Objective:
Across the entries below, how many lines contain the word "paulodybala"? Give the number alone.
BEGIN Records
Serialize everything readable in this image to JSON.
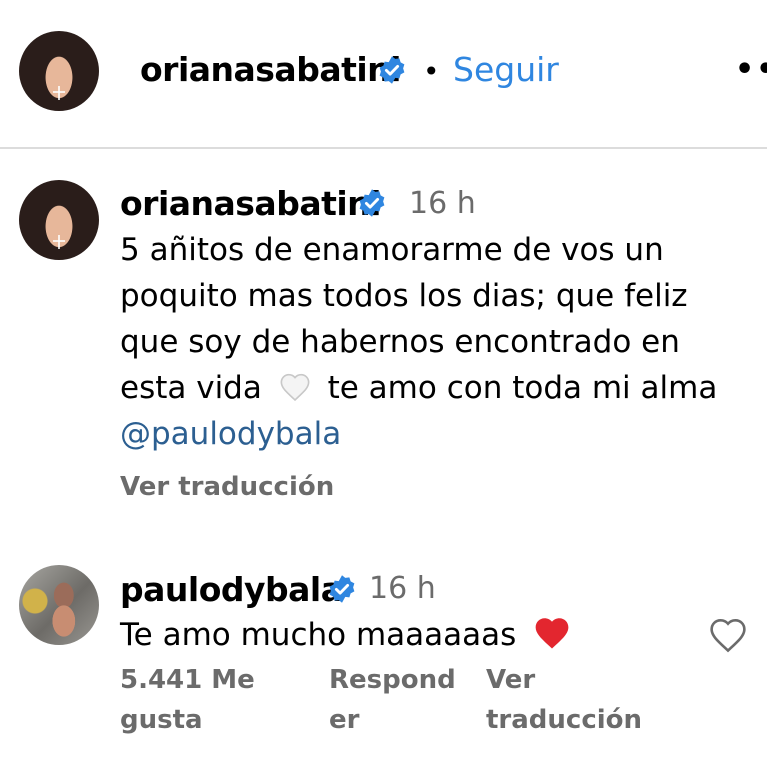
{
  "header": {
    "username": "orianasabatini",
    "separator": "•",
    "follow_label": "Seguir",
    "more_label": "••"
  },
  "caption": {
    "username": "orianasabatini",
    "time": "16 h",
    "lines": [
      "5 añitos de enamorarme de vos un",
      "poquito mas todos los dias; que feliz",
      "que soy de habernos encontrado en",
      "esta vida",
      "te amo con toda mi alma"
    ],
    "mention": "@paulodybala",
    "translate": "Ver traducción"
  },
  "comment": {
    "username": "paulodybala",
    "time": "16 h",
    "text": "Te amo mucho maaaaaas",
    "likes_line1": "5.441 Me",
    "likes_line2": "gusta",
    "reply_line1": "Respond",
    "reply_line2": "er",
    "translate_line1": "Ver",
    "translate_line2": "traducción"
  },
  "colors": {
    "link_blue": "#2f86e0",
    "mention_blue": "#2c5f91",
    "verified_blue": "#2f86e0",
    "heart_red": "#e3262f"
  }
}
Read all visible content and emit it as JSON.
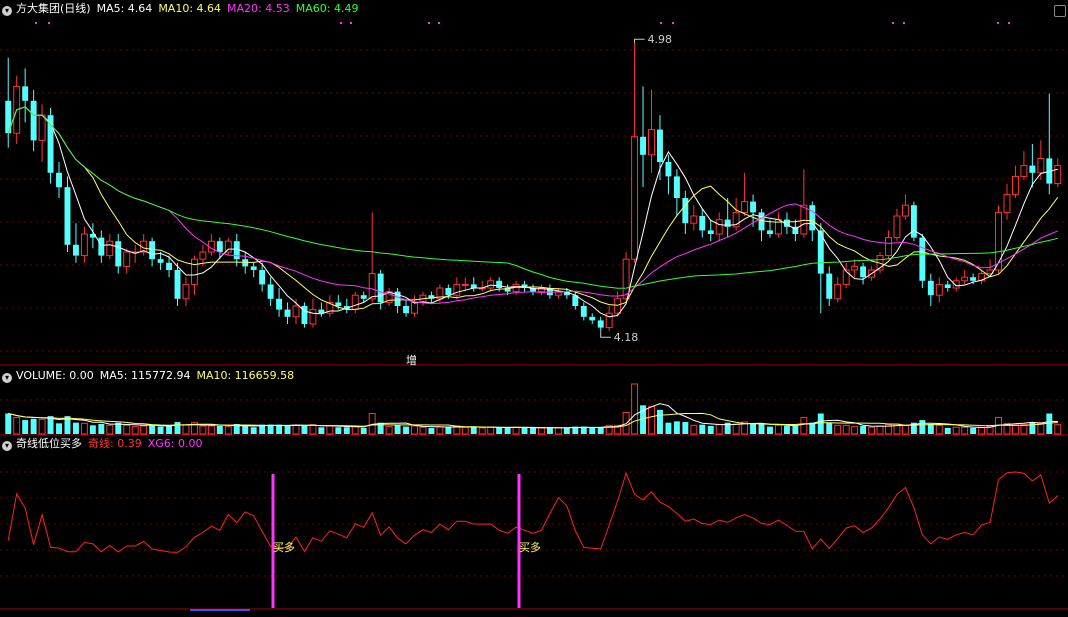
{
  "main_panel": {
    "title": "方大集团(日线)",
    "ma_labels": [
      {
        "text": "MA5: 4.64",
        "color": "#ffffff"
      },
      {
        "text": "MA10: 4.64",
        "color": "#ffff66"
      },
      {
        "text": "MA20: 4.53",
        "color": "#ff33ff"
      },
      {
        "text": "MA60: 4.49",
        "color": "#33ff33"
      }
    ],
    "max_label": "4.98",
    "min_label": "4.18",
    "marker_text": "增"
  },
  "volume_panel": {
    "labels": [
      {
        "text": "VOLUME: 0.00",
        "color": "#ffffff"
      },
      {
        "text": "MA5: 115772.94",
        "color": "#ffffff"
      },
      {
        "text": "MA10: 116659.58",
        "color": "#ffff66"
      }
    ]
  },
  "indicator_panel": {
    "title": "奇线低位买多",
    "labels": [
      {
        "text": "奇线: 0.39",
        "color": "#ff3333"
      },
      {
        "text": "XG6: 0.00",
        "color": "#ff33ff"
      }
    ],
    "signal_text": "买多"
  },
  "colors": {
    "up": "#ff3333",
    "down": "#54ffff",
    "ma5": "#ffffff",
    "ma10": "#ffff66",
    "ma20": "#ff33ff",
    "ma60": "#33ff33",
    "grid": "#7a0000"
  },
  "chart_data": {
    "type": "candlestick",
    "price_range": [
      4.1,
      5.05
    ],
    "candles": [
      [
        4.82,
        4.73,
        4.94,
        4.69
      ],
      [
        4.73,
        4.86,
        4.89,
        4.7
      ],
      [
        4.86,
        4.82,
        4.91,
        4.76
      ],
      [
        4.82,
        4.71,
        4.85,
        4.68
      ],
      [
        4.71,
        4.78,
        4.81,
        4.65
      ],
      [
        4.78,
        4.62,
        4.8,
        4.59
      ],
      [
        4.62,
        4.58,
        4.65,
        4.55
      ],
      [
        4.58,
        4.42,
        4.61,
        4.4
      ],
      [
        4.42,
        4.39,
        4.48,
        4.37
      ],
      [
        4.39,
        4.45,
        4.47,
        4.37
      ],
      [
        4.45,
        4.44,
        4.48,
        4.41
      ],
      [
        4.44,
        4.39,
        4.46,
        4.37
      ],
      [
        4.39,
        4.43,
        4.45,
        4.38
      ],
      [
        4.43,
        4.36,
        4.45,
        4.34
      ],
      [
        4.36,
        4.4,
        4.41,
        4.34
      ],
      [
        4.4,
        4.4,
        4.42,
        4.37
      ],
      [
        4.4,
        4.43,
        4.45,
        4.39
      ],
      [
        4.43,
        4.38,
        4.44,
        4.36
      ],
      [
        4.38,
        4.37,
        4.4,
        4.35
      ],
      [
        4.37,
        4.35,
        4.39,
        4.33
      ],
      [
        4.35,
        4.27,
        4.37,
        4.25
      ],
      [
        4.27,
        4.31,
        4.33,
        4.25
      ],
      [
        4.31,
        4.38,
        4.39,
        4.28
      ],
      [
        4.38,
        4.4,
        4.42,
        4.36
      ],
      [
        4.4,
        4.43,
        4.45,
        4.39
      ],
      [
        4.43,
        4.4,
        4.44,
        4.38
      ],
      [
        4.4,
        4.43,
        4.44,
        4.39
      ],
      [
        4.43,
        4.38,
        4.45,
        4.36
      ],
      [
        4.38,
        4.36,
        4.4,
        4.34
      ],
      [
        4.36,
        4.35,
        4.37,
        4.33
      ],
      [
        4.35,
        4.31,
        4.37,
        4.29
      ],
      [
        4.31,
        4.27,
        4.33,
        4.25
      ],
      [
        4.27,
        4.24,
        4.3,
        4.22
      ],
      [
        4.24,
        4.22,
        4.26,
        4.2
      ],
      [
        4.22,
        4.25,
        4.27,
        4.2
      ],
      [
        4.25,
        4.2,
        4.26,
        4.19
      ],
      [
        4.2,
        4.24,
        4.27,
        4.19
      ],
      [
        4.24,
        4.23,
        4.26,
        4.22
      ],
      [
        4.23,
        4.26,
        4.28,
        4.22
      ],
      [
        4.26,
        4.25,
        4.28,
        4.24
      ],
      [
        4.25,
        4.24,
        4.27,
        4.23
      ],
      [
        4.24,
        4.28,
        4.29,
        4.23
      ],
      [
        4.28,
        4.27,
        4.29,
        4.26
      ],
      [
        4.27,
        4.34,
        4.51,
        4.26
      ],
      [
        4.34,
        4.26,
        4.35,
        4.24
      ],
      [
        4.26,
        4.29,
        4.3,
        4.25
      ],
      [
        4.29,
        4.25,
        4.3,
        4.23
      ],
      [
        4.25,
        4.23,
        4.27,
        4.22
      ],
      [
        4.23,
        4.26,
        4.28,
        4.22
      ],
      [
        4.26,
        4.28,
        4.29,
        4.25
      ],
      [
        4.28,
        4.27,
        4.29,
        4.26
      ],
      [
        4.27,
        4.3,
        4.31,
        4.26
      ],
      [
        4.3,
        4.28,
        4.31,
        4.27
      ],
      [
        4.28,
        4.31,
        4.33,
        4.27
      ],
      [
        4.31,
        4.31,
        4.33,
        4.29
      ],
      [
        4.31,
        4.3,
        4.33,
        4.29
      ],
      [
        4.3,
        4.3,
        4.32,
        4.29
      ],
      [
        4.3,
        4.32,
        4.33,
        4.29
      ],
      [
        4.32,
        4.3,
        4.33,
        4.29
      ],
      [
        4.3,
        4.29,
        4.31,
        4.28
      ],
      [
        4.29,
        4.31,
        4.32,
        4.28
      ],
      [
        4.31,
        4.3,
        4.32,
        4.29
      ],
      [
        4.3,
        4.29,
        4.31,
        4.28
      ],
      [
        4.29,
        4.3,
        4.31,
        4.28
      ],
      [
        4.3,
        4.28,
        4.31,
        4.27
      ],
      [
        4.28,
        4.29,
        4.3,
        4.27
      ],
      [
        4.29,
        4.28,
        4.3,
        4.27
      ],
      [
        4.28,
        4.25,
        4.29,
        4.24
      ],
      [
        4.25,
        4.22,
        4.26,
        4.21
      ],
      [
        4.22,
        4.21,
        4.23,
        4.2
      ],
      [
        4.21,
        4.19,
        4.22,
        4.18
      ],
      [
        4.19,
        4.23,
        4.25,
        4.18
      ],
      [
        4.23,
        4.27,
        4.29,
        4.22
      ],
      [
        4.27,
        4.38,
        4.4,
        4.26
      ],
      [
        4.38,
        4.72,
        4.98,
        4.37
      ],
      [
        4.72,
        4.67,
        4.86,
        4.58
      ],
      [
        4.67,
        4.74,
        4.85,
        4.62
      ],
      [
        4.74,
        4.65,
        4.78,
        4.6
      ],
      [
        4.65,
        4.61,
        4.67,
        4.56
      ],
      [
        4.61,
        4.55,
        4.63,
        4.5
      ],
      [
        4.55,
        4.48,
        4.57,
        4.45
      ],
      [
        4.48,
        4.5,
        4.53,
        4.46
      ],
      [
        4.5,
        4.46,
        4.52,
        4.44
      ],
      [
        4.46,
        4.45,
        4.49,
        4.43
      ],
      [
        4.45,
        4.49,
        4.51,
        4.43
      ],
      [
        4.49,
        4.47,
        4.55,
        4.44
      ],
      [
        4.47,
        4.51,
        4.55,
        4.46
      ],
      [
        4.51,
        4.54,
        4.62,
        4.5
      ],
      [
        4.54,
        4.51,
        4.56,
        4.47
      ],
      [
        4.51,
        4.46,
        4.52,
        4.43
      ],
      [
        4.46,
        4.45,
        4.49,
        4.44
      ],
      [
        4.45,
        4.49,
        4.51,
        4.44
      ],
      [
        4.49,
        4.47,
        4.51,
        4.45
      ],
      [
        4.47,
        4.45,
        4.49,
        4.43
      ],
      [
        4.45,
        4.53,
        4.63,
        4.44
      ],
      [
        4.53,
        4.46,
        4.54,
        4.43
      ],
      [
        4.46,
        4.34,
        4.48,
        4.23
      ],
      [
        4.34,
        4.27,
        4.36,
        4.25
      ],
      [
        4.27,
        4.31,
        4.33,
        4.26
      ],
      [
        4.31,
        4.35,
        4.37,
        4.3
      ],
      [
        4.35,
        4.36,
        4.38,
        4.33
      ],
      [
        4.36,
        4.33,
        4.37,
        4.31
      ],
      [
        4.33,
        4.35,
        4.36,
        4.32
      ],
      [
        4.35,
        4.39,
        4.4,
        4.34
      ],
      [
        4.39,
        4.44,
        4.46,
        4.38
      ],
      [
        4.44,
        4.5,
        4.52,
        4.43
      ],
      [
        4.5,
        4.53,
        4.56,
        4.49
      ],
      [
        4.53,
        4.44,
        4.54,
        4.43
      ],
      [
        4.44,
        4.32,
        4.45,
        4.3
      ],
      [
        4.32,
        4.28,
        4.34,
        4.25
      ],
      [
        4.28,
        4.31,
        4.33,
        4.26
      ],
      [
        4.31,
        4.3,
        4.32,
        4.29
      ],
      [
        4.3,
        4.32,
        4.33,
        4.29
      ],
      [
        4.32,
        4.33,
        4.35,
        4.31
      ],
      [
        4.33,
        4.32,
        4.34,
        4.31
      ],
      [
        4.32,
        4.34,
        4.35,
        4.31
      ],
      [
        4.34,
        4.35,
        4.38,
        4.33
      ],
      [
        4.35,
        4.51,
        4.53,
        4.34
      ],
      [
        4.51,
        4.56,
        4.59,
        4.49
      ],
      [
        4.56,
        4.61,
        4.64,
        4.55
      ],
      [
        4.61,
        4.64,
        4.68,
        4.6
      ],
      [
        4.64,
        4.62,
        4.7,
        4.58
      ],
      [
        4.62,
        4.66,
        4.71,
        4.6
      ],
      [
        4.66,
        4.59,
        4.84,
        4.56
      ],
      [
        4.59,
        4.64,
        4.66,
        4.58
      ]
    ],
    "volume_ma5": 115772.94,
    "volume_ma10": 116659.58,
    "indicator_qixian": 0.39,
    "indicator_xg6": 0.0
  }
}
END Records
Right answer:
2